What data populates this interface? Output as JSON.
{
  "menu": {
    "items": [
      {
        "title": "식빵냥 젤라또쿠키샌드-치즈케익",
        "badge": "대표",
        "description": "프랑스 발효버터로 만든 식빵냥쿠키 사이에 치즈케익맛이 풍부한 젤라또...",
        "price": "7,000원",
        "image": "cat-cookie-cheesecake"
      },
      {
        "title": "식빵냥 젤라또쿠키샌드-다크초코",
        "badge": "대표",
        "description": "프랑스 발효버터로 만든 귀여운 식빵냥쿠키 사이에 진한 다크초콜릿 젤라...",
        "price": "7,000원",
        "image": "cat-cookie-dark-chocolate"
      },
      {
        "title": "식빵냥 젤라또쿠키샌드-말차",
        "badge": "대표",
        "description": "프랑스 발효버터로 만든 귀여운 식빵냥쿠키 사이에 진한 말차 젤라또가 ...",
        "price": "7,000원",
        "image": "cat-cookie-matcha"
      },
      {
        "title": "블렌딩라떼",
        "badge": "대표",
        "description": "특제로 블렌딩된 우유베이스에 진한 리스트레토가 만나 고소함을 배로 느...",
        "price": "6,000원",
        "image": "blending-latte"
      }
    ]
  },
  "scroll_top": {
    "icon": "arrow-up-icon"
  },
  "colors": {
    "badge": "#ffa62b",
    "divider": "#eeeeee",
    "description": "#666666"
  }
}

........

> _Exercise task_: Restate the whole listing exactly, leaving out nothing.

> _Output of the exercise_:
What data populates this interface? Output as JSON.
{
  "menu": {
    "items": [
      {
        "title": "식빵냥 젤라또쿠키샌드-치즈케익",
        "badge": "대표",
        "description": "프랑스 발효버터로 만든 식빵냥쿠키 사이에 치즈케익맛이 풍부한 젤라또...",
        "price": "7,000원",
        "image": "cat-cookie-cheesecake"
      },
      {
        "title": "식빵냥 젤라또쿠키샌드-다크초코",
        "badge": "대표",
        "description": "프랑스 발효버터로 만든 귀여운 식빵냥쿠키 사이에 진한 다크초콜릿 젤라...",
        "price": "7,000원",
        "image": "cat-cookie-dark-chocolate"
      },
      {
        "title": "식빵냥 젤라또쿠키샌드-말차",
        "badge": "대표",
        "description": "프랑스 발효버터로 만든 귀여운 식빵냥쿠키 사이에 진한 말차 젤라또가 ...",
        "price": "7,000원",
        "image": "cat-cookie-matcha"
      },
      {
        "title": "블렌딩라떼",
        "badge": "대표",
        "description": "특제로 블렌딩된 우유베이스에 진한 리스트레토가 만나 고소함을 배로 느...",
        "price": "6,000원",
        "image": "blending-latte"
      }
    ]
  },
  "scroll_top": {
    "icon": "arrow-up-icon"
  },
  "colors": {
    "badge": "#ffa62b",
    "divider": "#eeeeee",
    "description": "#666666"
  }
}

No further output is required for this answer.